• [問題と課題]:
1 > ケベック映画祭の文章で、『天国の青い蝶』の監督は誰ですか？
2 > ケベック映画祭の文章で「東京では昨年9月に」から始まる段落を、主な事実を残して箇条書きに書き直してください。

• [ページ]:
────────────────────────────────────────
美術館夏の定期上映会“ケベック映画祭”

『生きるために必要なこと』
(Ce Qu'il Faut Pour Vivre)['08]
監督 ブノワ・ピロン
『大いなる休暇』
(La Grande Seduction)['03]
監督 ジャン=フランソワ・ブリオ
『天国の青い蝶』
(The Blue Butterfly)['04]
監督 レア・プール
『全ての希望に反して』
(Contre Toute Esperance)['07]
監督 ベルナール・エモン

 東京では昨年9月に行なわれた企画のようだが、かねてよりカナダ映画には惹かれるところが多く、楽しみにしていた上映会だ。タイトルがカナダ映画祭ではなく、ケベック映画祭となっていたから、カナダのケベック州ゆかりの映画かと思っていたら、チラシにアメリカやフランスの文化の影響を受けつつ、独自のアイデンティティを確立してきたケベック映画とあったから、“ゆかりの映画”とは異なる定義づけによるようだが、カテゴリーとしての“ケベック映画”とは何を以って指すのだろう。

 カナダ最大の同州の公用語は、唯一他州と違ってフランス語であるとの紹介が、高知県立美術館長の開会挨拶のなかでされたが、『天国の青い蝶』は英語作品だったし、通常地名を挙げて「〜映画」と言うときは国名であって州の名が挙がることがないのは、日本映画に四国映画や九州映画というのがイメージできないのと同様で、唯一の例外がハリウッドだと思っていた。そして、それらは基本的に「製作」に着目して付けられる資本サイドからの呼称で、合作が多くなり、スタッフ・キャストも国際的になってきた現状からは国名で呼称をつけることさえ意味がなくなってきているなかで、敢えて州名によってカテゴライズする映画作品としてのアイデンティティを何に置くのかというのは、実に興味深い研究課題だと思うのだが、チラシでの記述は、そういった問題意識を自覚したうえで「ケベック映画」としてカテゴライズをしているのか、少々疑問に思える言葉の使い方のような気がした。
────────────────────────────────────────
• [資料]:
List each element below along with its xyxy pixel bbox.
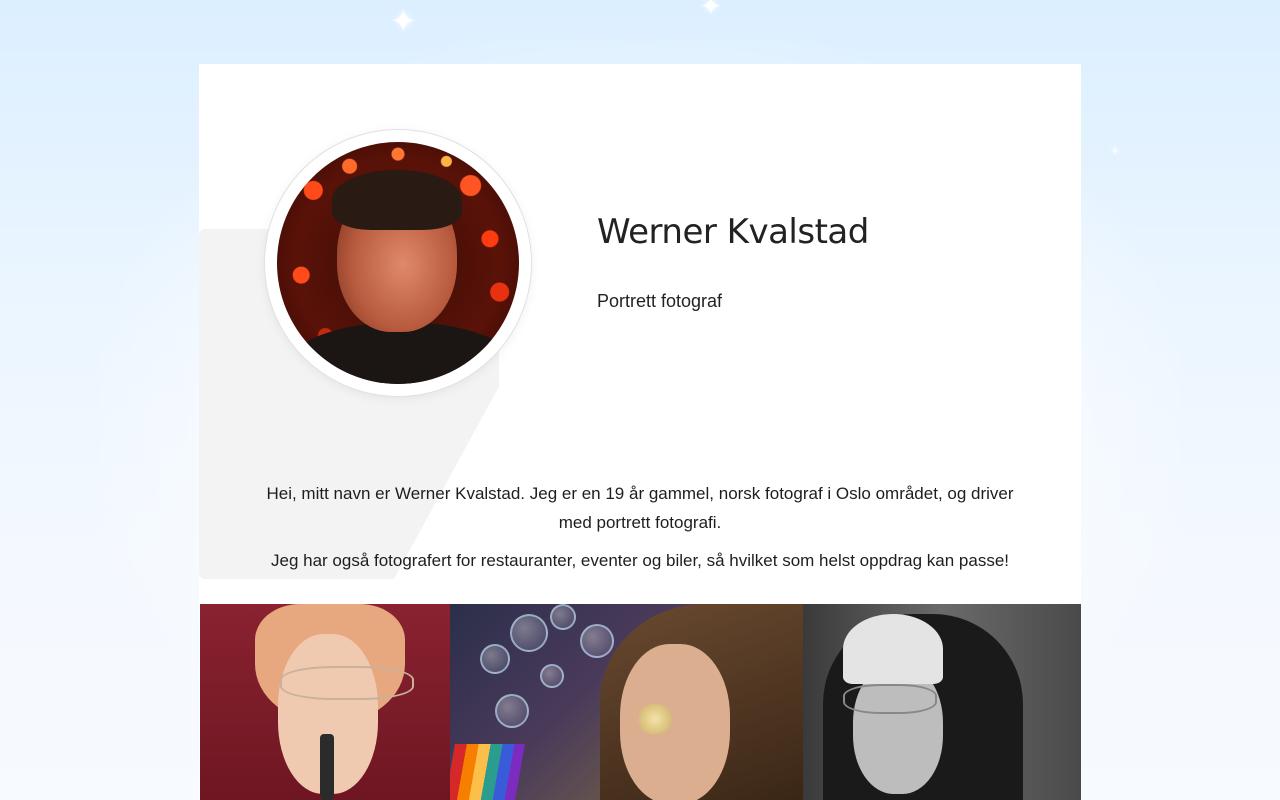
────────────────────────────────────────
• [問題の解答]:
1 > レア・プール

2 >
- 東京では昨年9月に行なわれた企画らしい。
- 筆者は以前からカナダ映画に惹かれており、この上映会を楽しみにしていた。
- 名称は「カナダ映画祭」ではなく「ケベック映画祭」だったため、筆者はケベック州ゆかりの映画かと思っていた。
- チラシには、アメリカやフランスの文化の影響を受けつつ独自のアイデンティティを確立してきたケベック映画とあった。
- そのため「ゆかりの映画」とは異なる定義づけのようであり、カテゴリーとしての「ケベック映画」が何を指すのか、筆者は疑問に思っている。